- [GOAL]: Write out the material exactly, leaving every picture behind.

- [EXERCISE INPUTS]:
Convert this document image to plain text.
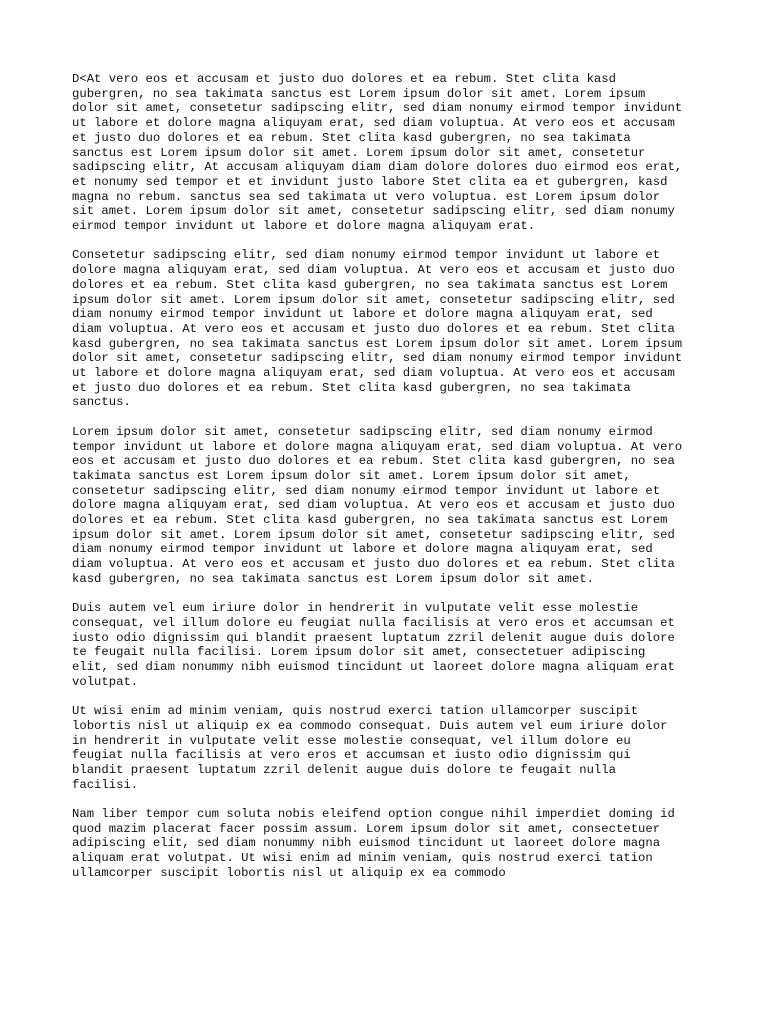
D<At vero eos et accusam et justo duo dolores et ea rebum. Stet clita kasd
gubergren, no sea takimata sanctus est Lorem ipsum dolor sit amet. Lorem ipsum
dolor sit amet, consetetur sadipscing elitr, sed diam nonumy eirmod tempor invidunt
ut labore et dolore magna aliquyam erat, sed diam voluptua. At vero eos et accusam
et justo duo dolores et ea rebum. Stet clita kasd gubergren, no sea takimata
sanctus est Lorem ipsum dolor sit amet. Lorem ipsum dolor sit amet, consetetur
sadipscing elitr, At accusam aliquyam diam diam dolore dolores duo eirmod eos erat,
et nonumy sed tempor et et invidunt justo labore Stet clita ea et gubergren, kasd
magna no rebum. sanctus sea sed takimata ut vero voluptua. est Lorem ipsum dolor
sit amet. Lorem ipsum dolor sit amet, consetetur sadipscing elitr, sed diam nonumy
eirmod tempor invidunt ut labore et dolore magna aliquyam erat.

Consetetur sadipscing elitr, sed diam nonumy eirmod tempor invidunt ut labore et
dolore magna aliquyam erat, sed diam voluptua. At vero eos et accusam et justo duo
dolores et ea rebum. Stet clita kasd gubergren, no sea takimata sanctus est Lorem
ipsum dolor sit amet. Lorem ipsum dolor sit amet, consetetur sadipscing elitr, sed
diam nonumy eirmod tempor invidunt ut labore et dolore magna aliquyam erat, sed
diam voluptua. At vero eos et accusam et justo duo dolores et ea rebum. Stet clita
kasd gubergren, no sea takimata sanctus est Lorem ipsum dolor sit amet. Lorem ipsum
dolor sit amet, consetetur sadipscing elitr, sed diam nonumy eirmod tempor invidunt
ut labore et dolore magna aliquyam erat, sed diam voluptua. At vero eos et accusam
et justo duo dolores et ea rebum. Stet clita kasd gubergren, no sea takimata
sanctus.

Lorem ipsum dolor sit amet, consetetur sadipscing elitr, sed diam nonumy eirmod
tempor invidunt ut labore et dolore magna aliquyam erat, sed diam voluptua. At vero
eos et accusam et justo duo dolores et ea rebum. Stet clita kasd gubergren, no sea
takimata sanctus est Lorem ipsum dolor sit amet. Lorem ipsum dolor sit amet,
consetetur sadipscing elitr, sed diam nonumy eirmod tempor invidunt ut labore et
dolore magna aliquyam erat, sed diam voluptua. At vero eos et accusam et justo duo
dolores et ea rebum. Stet clita kasd gubergren, no sea takimata sanctus est Lorem
ipsum dolor sit amet. Lorem ipsum dolor sit amet, consetetur sadipscing elitr, sed
diam nonumy eirmod tempor invidunt ut labore et dolore magna aliquyam erat, sed
diam voluptua. At vero eos et accusam et justo duo dolores et ea rebum. Stet clita
kasd gubergren, no sea takimata sanctus est Lorem ipsum dolor sit amet.

Duis autem vel eum iriure dolor in hendrerit in vulputate velit esse molestie
consequat, vel illum dolore eu feugiat nulla facilisis at vero eros et accumsan et
iusto odio dignissim qui blandit praesent luptatum zzril delenit augue duis dolore
te feugait nulla facilisi. Lorem ipsum dolor sit amet, consectetuer adipiscing
elit, sed diam nonummy nibh euismod tincidunt ut laoreet dolore magna aliquam erat
volutpat.

Ut wisi enim ad minim veniam, quis nostrud exerci tation ullamcorper suscipit
lobortis nisl ut aliquip ex ea commodo consequat. Duis autem vel eum iriure dolor
in hendrerit in vulputate velit esse molestie consequat, vel illum dolore eu
feugiat nulla facilisis at vero eros et accumsan et iusto odio dignissim qui
blandit praesent luptatum zzril delenit augue duis dolore te feugait nulla
facilisi.

Nam liber tempor cum soluta nobis eleifend option congue nihil imperdiet doming id
quod mazim placerat facer possim assum. Lorem ipsum dolor sit amet, consectetuer
adipiscing elit, sed diam nonummy nibh euismod tincidunt ut laoreet dolore magna
aliquam erat volutpat. Ut wisi enim ad minim veniam, quis nostrud exerci tation
ullamcorper suscipit lobortis nisl ut aliquip ex ea commodo
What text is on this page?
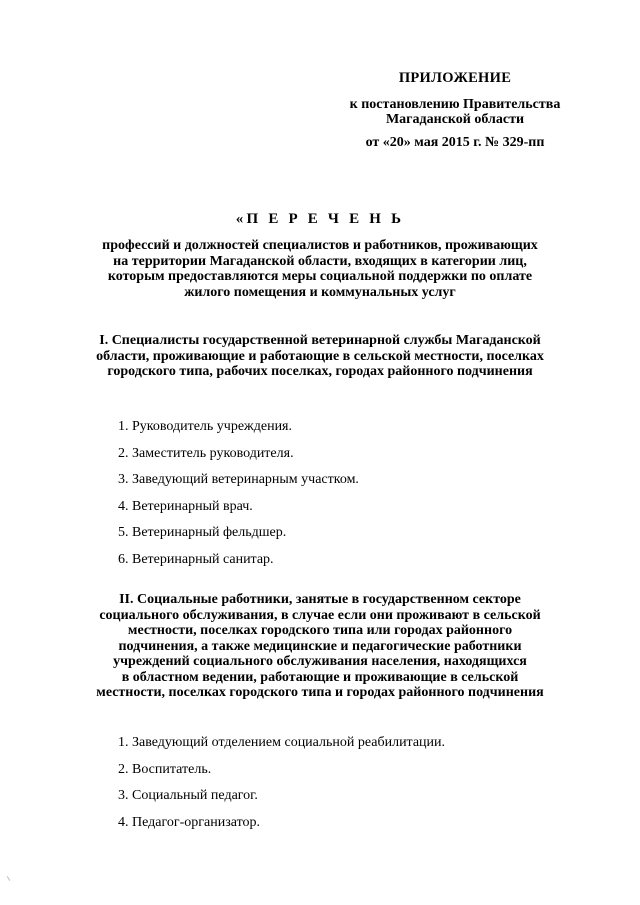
ПРИЛОЖЕНИЕ
к постановлению Правительства
Магаданской области
от «20» мая 2015 г. № 329-пп
«П Е Р Е Ч Е Н Ь
профессий и должностей специалистов и работников, проживающих
на территории Магаданской области, входящих в категории лиц,
которым предоставляются меры социальной поддержки по оплате
жилого помещения и коммунальных услуг
I. Специалисты государственной ветеринарной службы Магаданской
области, проживающие и работающие в сельской местности, поселках
городского типа, рабочих поселках, городах районного подчинения
1. Руководитель учреждения.
2. Заместитель руководителя.
3. Заведующий ветеринарным участком.
4. Ветеринарный врач.
5. Ветеринарный фельдшер.
6. Ветеринарный санитар.
II. Социальные работники, занятые в государственном секторе
социального обслуживания, в случае если они проживают в сельской
местности, поселках городского типа или городах районного
подчинения, а также медицинские и педагогические работники
учреждений социального обслуживания населения, находящихся
в областном ведении, работающие и проживающие в сельской
местности, поселках городского типа и городах районного подчинения
1. Заведующий отделением социальной реабилитации.
2. Воспитатель.
3. Социальный педагог.
4. Педагог-организатор.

- [FINAL RESULT]:
Convert this document image to plain text.
D<At vero eos et accusam et justo duo dolores et ea rebum. Stet clita kasd
gubergren, no sea takimata sanctus est Lorem ipsum dolor sit amet. Lorem ipsum
dolor sit amet, consetetur sadipscing elitr, sed diam nonumy eirmod tempor invidunt
ut labore et dolore magna aliquyam erat, sed diam voluptua. At vero eos et accusam
et justo duo dolores et ea rebum. Stet clita kasd gubergren, no sea takimata
sanctus est Lorem ipsum dolor sit amet. Lorem ipsum dolor sit amet, consetetur
sadipscing elitr, At accusam aliquyam diam diam dolore dolores duo eirmod eos erat,
et nonumy sed tempor et et invidunt justo labore Stet clita ea et gubergren, kasd
magna no rebum. sanctus sea sed takimata ut vero voluptua. est Lorem ipsum dolor
sit amet. Lorem ipsum dolor sit amet, consetetur sadipscing elitr, sed diam nonumy
eirmod tempor invidunt ut labore et dolore magna aliquyam erat.

Consetetur sadipscing elitr, sed diam nonumy eirmod tempor invidunt ut labore et
dolore magna aliquyam erat, sed diam voluptua. At vero eos et accusam et justo duo
dolores et ea rebum. Stet clita kasd gubergren, no sea takimata sanctus est Lorem
ipsum dolor sit amet. Lorem ipsum dolor sit amet, consetetur sadipscing elitr, sed
diam nonumy eirmod tempor invidunt ut labore et dolore magna aliquyam erat, sed
diam voluptua. At vero eos et accusam et justo duo dolores et ea rebum. Stet clita
kasd gubergren, no sea takimata sanctus est Lorem ipsum dolor sit amet. Lorem ipsum
dolor sit amet, consetetur sadipscing elitr, sed diam nonumy eirmod tempor invidunt
ut labore et dolore magna aliquyam erat, sed diam voluptua. At vero eos et accusam
et justo duo dolores et ea rebum. Stet clita kasd gubergren, no sea takimata
sanctus.

Lorem ipsum dolor sit amet, consetetur sadipscing elitr, sed diam nonumy eirmod
tempor invidunt ut labore et dolore magna aliquyam erat, sed diam voluptua. At vero
eos et accusam et justo duo dolores et ea rebum. Stet clita kasd gubergren, no sea
takimata sanctus est Lorem ipsum dolor sit amet. Lorem ipsum dolor sit amet,
consetetur sadipscing elitr, sed diam nonumy eirmod tempor invidunt ut labore et
dolore magna aliquyam erat, sed diam voluptua. At vero eos et accusam et justo duo
dolores et ea rebum. Stet clita kasd gubergren, no sea takimata sanctus est Lorem
ipsum dolor sit amet. Lorem ipsum dolor sit amet, consetetur sadipscing elitr, sed
diam nonumy eirmod tempor invidunt ut labore et dolore magna aliquyam erat, sed
diam voluptua. At vero eos et accusam et justo duo dolores et ea rebum. Stet clita
kasd gubergren, no sea takimata sanctus est Lorem ipsum dolor sit amet.

Duis autem vel eum iriure dolor in hendrerit in vulputate velit esse molestie
consequat, vel illum dolore eu feugiat nulla facilisis at vero eros et accumsan et
iusto odio dignissim qui blandit praesent luptatum zzril delenit augue duis dolore
te feugait nulla facilisi. Lorem ipsum dolor sit amet, consectetuer adipiscing
elit, sed diam nonummy nibh euismod tincidunt ut laoreet dolore magna aliquam erat
volutpat.

Ut wisi enim ad minim veniam, quis nostrud exerci tation ullamcorper suscipit
lobortis nisl ut aliquip ex ea commodo consequat. Duis autem vel eum iriure dolor
in hendrerit in vulputate velit esse molestie consequat, vel illum dolore eu
feugiat nulla facilisis at vero eros et accumsan et iusto odio dignissim qui
blandit praesent luptatum zzril delenit augue duis dolore te feugait nulla
facilisi.

Nam liber tempor cum soluta nobis eleifend option congue nihil imperdiet doming id
quod mazim placerat facer possim assum. Lorem ipsum dolor sit amet, consectetuer
adipiscing elit, sed diam nonummy nibh euismod tincidunt ut laoreet dolore magna
aliquam erat volutpat. Ut wisi enim ad minim veniam, quis nostrud exerci tation
ullamcorper suscipit lobortis nisl ut aliquip ex ea commodo
What text is on this page?
ПРИЛОЖЕНИЕ
к постановлению Правительства
Магаданской области
от «20» мая 2015 г. № 329-пп
«П Е Р Е Ч Е Н Ь
профессий и должностей специалистов и работников, проживающих
на территории Магаданской области, входящих в категории лиц,
которым предоставляются меры социальной поддержки по оплате
жилого помещения и коммунальных услуг
I. Специалисты государственной ветеринарной службы Магаданской
области, проживающие и работающие в сельской местности, поселках
городского типа, рабочих поселках, городах районного подчинения
1. Руководитель учреждения.
2. Заместитель руководителя.
3. Заведующий ветеринарным участком.
4. Ветеринарный врач.
5. Ветеринарный фельдшер.
6. Ветеринарный санитар.
II. Социальные работники, занятые в государственном секторе
социального обслуживания, в случае если они проживают в сельской
местности, поселках городского типа или городах районного
подчинения, а также медицинские и педагогические работники
учреждений социального обслуживания населения, находящихся
в областном ведении, работающие и проживающие в сельской
местности, поселках городского типа и городах районного подчинения
1. Заведующий отделением социальной реабилитации.
2. Воспитатель.
3. Социальный педагог.
4. Педагог-организатор.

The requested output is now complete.